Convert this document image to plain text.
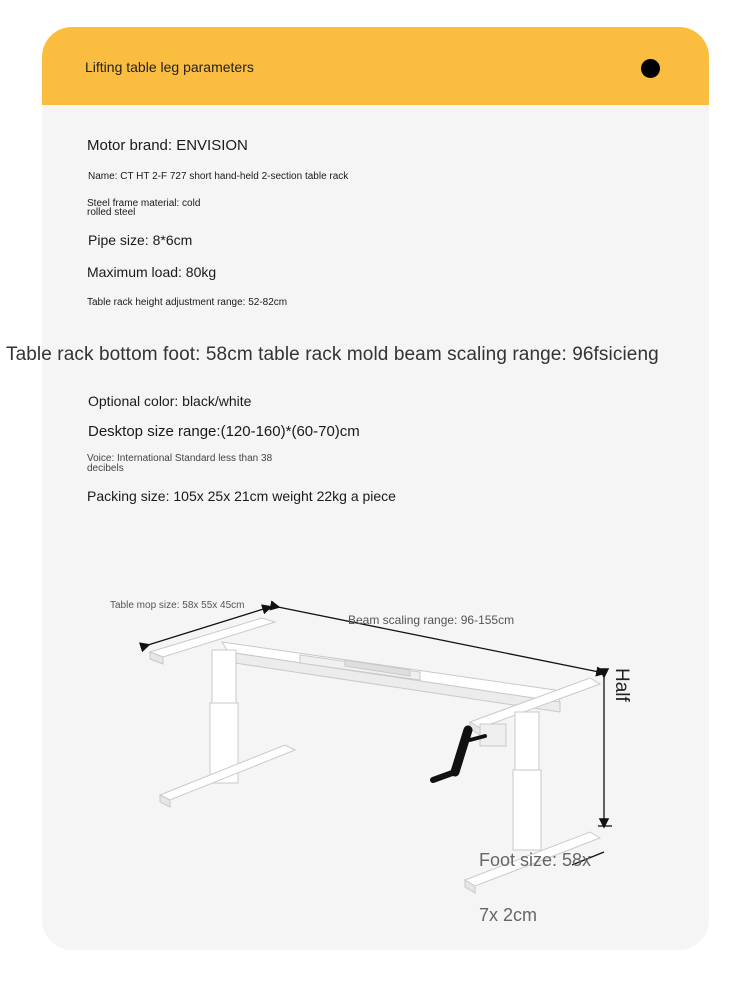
Lifting table leg parameters
Motor brand: ENVISION
Name: CT HT 2-F 727 short hand-held 2-section table rack
Steel frame material: cold
rolled steel
Pipe size: 8*6cm
Maximum load: 80kg
Table rack height adjustment range: 52-82cm
Table rack bottom foot: 58cm table rack mold beam scaling range: 96fsicieng
Optional color: black/white
Desktop size range:(120-160)*(60-70)cm
Voice: International Standard less than 38
decibels
Packing size: 105x 25x 21cm weight 22kg a piece
Table mop size: 58x 55x 45cm
Beam scaling range: 96-155cm
Half
Foot size: 58x
7x 2cm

-*-

For the listing above, identify each line bearing "rack".

Name: CT HT 2-F 727 short hand-held 2-section table rack
Table rack height adjustment range: 52-82cm
Table rack bottom foot: 58cm table rack mold beam scaling range: 96fsicieng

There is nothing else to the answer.